| RECORDS TO USE |
────────

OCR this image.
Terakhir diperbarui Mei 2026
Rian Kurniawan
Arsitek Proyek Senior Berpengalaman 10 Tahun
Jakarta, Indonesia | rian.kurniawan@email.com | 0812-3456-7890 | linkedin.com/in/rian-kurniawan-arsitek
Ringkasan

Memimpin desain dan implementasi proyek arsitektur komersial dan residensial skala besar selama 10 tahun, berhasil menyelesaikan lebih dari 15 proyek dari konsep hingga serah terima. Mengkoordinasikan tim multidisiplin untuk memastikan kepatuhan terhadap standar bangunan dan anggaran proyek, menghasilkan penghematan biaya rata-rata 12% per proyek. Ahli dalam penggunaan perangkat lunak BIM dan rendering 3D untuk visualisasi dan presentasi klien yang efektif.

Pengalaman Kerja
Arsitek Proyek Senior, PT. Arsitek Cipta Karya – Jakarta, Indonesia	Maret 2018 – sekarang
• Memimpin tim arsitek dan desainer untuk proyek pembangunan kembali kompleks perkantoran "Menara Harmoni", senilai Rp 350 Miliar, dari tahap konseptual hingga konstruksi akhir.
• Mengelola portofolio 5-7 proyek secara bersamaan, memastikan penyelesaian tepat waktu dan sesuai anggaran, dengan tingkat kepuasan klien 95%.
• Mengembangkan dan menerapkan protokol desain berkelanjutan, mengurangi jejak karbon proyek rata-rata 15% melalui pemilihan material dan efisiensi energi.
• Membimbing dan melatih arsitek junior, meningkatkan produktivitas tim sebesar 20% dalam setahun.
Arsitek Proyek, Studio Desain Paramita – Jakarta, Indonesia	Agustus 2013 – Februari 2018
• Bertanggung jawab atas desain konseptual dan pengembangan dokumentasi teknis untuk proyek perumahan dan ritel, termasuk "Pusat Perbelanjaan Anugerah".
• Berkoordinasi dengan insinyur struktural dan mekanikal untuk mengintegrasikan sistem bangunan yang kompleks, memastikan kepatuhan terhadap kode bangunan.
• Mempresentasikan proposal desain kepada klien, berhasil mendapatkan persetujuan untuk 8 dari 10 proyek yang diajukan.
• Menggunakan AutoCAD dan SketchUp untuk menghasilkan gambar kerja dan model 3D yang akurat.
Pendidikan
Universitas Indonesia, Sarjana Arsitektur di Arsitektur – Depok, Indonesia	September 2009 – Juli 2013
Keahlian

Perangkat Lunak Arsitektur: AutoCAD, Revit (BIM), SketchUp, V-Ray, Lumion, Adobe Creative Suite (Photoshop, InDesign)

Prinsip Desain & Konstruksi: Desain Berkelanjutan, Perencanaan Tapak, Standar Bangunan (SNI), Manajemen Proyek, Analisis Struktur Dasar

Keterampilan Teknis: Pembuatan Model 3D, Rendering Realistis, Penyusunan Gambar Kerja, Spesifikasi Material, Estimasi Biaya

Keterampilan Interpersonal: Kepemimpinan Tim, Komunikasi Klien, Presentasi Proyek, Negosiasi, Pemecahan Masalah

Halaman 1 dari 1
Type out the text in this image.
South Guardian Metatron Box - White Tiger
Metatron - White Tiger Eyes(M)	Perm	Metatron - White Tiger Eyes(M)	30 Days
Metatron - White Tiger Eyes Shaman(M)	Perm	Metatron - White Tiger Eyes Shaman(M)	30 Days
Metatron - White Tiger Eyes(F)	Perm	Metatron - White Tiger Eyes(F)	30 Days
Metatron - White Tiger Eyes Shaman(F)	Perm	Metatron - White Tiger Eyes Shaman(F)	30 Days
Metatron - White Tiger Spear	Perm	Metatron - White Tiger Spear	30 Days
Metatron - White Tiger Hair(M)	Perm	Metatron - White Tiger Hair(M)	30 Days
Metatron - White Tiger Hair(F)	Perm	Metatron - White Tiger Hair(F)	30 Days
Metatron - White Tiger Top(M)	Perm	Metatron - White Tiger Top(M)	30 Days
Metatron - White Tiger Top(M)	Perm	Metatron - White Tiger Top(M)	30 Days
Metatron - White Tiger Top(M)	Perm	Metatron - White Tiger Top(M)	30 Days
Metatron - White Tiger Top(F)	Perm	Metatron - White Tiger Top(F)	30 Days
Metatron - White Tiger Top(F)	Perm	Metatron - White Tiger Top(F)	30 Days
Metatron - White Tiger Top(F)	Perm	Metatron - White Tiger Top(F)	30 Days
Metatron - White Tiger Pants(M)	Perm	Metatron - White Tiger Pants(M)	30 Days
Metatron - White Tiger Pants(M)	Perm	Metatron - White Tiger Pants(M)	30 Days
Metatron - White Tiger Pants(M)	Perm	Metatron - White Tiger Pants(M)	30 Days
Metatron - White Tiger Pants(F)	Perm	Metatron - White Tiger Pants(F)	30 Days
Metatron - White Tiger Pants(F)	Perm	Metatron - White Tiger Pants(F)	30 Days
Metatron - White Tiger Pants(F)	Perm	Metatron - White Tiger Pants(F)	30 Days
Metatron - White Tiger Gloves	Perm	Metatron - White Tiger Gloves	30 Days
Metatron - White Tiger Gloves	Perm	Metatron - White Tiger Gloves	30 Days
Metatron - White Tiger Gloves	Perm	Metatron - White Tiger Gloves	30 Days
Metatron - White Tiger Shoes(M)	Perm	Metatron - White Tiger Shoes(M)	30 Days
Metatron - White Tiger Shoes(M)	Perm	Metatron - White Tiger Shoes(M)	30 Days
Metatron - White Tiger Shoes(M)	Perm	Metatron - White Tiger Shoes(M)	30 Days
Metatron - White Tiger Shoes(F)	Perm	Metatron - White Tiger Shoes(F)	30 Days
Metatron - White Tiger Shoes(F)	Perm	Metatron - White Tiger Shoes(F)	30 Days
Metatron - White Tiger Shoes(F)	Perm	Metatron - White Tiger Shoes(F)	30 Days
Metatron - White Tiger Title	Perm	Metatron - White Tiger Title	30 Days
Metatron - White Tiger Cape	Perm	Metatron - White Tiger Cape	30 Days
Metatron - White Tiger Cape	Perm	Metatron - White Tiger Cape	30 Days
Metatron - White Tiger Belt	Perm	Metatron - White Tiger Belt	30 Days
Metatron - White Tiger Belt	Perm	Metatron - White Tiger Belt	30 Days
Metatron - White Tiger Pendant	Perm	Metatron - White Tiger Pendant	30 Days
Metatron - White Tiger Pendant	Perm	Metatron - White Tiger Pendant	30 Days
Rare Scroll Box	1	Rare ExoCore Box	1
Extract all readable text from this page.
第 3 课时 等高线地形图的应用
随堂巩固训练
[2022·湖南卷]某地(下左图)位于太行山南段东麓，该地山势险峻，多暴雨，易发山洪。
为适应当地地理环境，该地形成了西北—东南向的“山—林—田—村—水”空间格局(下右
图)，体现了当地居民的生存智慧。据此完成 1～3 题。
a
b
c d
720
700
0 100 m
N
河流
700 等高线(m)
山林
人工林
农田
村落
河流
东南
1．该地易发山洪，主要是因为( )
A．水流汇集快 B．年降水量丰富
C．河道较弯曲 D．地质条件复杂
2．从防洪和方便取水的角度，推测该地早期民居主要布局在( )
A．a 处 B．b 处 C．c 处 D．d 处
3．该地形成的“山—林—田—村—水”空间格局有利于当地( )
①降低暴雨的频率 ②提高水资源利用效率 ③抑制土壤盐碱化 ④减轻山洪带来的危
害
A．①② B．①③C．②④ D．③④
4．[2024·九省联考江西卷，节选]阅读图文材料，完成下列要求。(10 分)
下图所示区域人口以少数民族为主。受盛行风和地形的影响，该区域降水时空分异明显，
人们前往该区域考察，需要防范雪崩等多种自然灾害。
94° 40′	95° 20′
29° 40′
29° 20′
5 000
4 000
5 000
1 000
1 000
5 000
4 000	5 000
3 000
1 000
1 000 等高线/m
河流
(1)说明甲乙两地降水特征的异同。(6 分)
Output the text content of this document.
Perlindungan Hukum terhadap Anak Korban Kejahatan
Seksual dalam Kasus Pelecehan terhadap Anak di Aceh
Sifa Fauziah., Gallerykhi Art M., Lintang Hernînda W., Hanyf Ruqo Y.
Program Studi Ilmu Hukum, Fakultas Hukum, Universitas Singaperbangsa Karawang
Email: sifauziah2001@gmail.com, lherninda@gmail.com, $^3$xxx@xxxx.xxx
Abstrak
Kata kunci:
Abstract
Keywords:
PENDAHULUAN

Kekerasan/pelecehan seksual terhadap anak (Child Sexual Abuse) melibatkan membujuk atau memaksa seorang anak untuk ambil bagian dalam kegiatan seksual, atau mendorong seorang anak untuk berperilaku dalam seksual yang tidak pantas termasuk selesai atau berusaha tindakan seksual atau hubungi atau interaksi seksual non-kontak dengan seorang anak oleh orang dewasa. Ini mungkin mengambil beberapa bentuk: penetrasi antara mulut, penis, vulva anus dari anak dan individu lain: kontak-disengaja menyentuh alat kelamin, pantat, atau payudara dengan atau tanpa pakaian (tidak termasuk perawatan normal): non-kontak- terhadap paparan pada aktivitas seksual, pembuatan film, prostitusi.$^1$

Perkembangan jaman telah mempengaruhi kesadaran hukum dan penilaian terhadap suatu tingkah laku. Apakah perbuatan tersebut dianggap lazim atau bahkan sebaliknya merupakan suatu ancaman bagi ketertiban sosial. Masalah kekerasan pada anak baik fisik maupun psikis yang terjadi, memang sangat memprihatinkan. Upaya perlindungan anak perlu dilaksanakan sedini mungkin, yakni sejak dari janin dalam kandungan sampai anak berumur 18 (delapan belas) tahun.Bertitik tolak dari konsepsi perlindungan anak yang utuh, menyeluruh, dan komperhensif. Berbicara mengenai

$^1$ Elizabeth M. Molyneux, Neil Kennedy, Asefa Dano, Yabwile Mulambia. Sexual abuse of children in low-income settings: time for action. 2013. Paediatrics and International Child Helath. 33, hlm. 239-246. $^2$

────────

| STATED TASK |
Gather all lines from the listing above in which "Shaman" occurs.

| CORRECT OUTPUT |
Metatron - White Tiger Eyes Shaman(M)	Perm	Metatron - White Tiger Eyes Shaman(M)	30 Days
Metatron - White Tiger Eyes Shaman(F)	Perm	Metatron - White Tiger Eyes Shaman(F)	30 Days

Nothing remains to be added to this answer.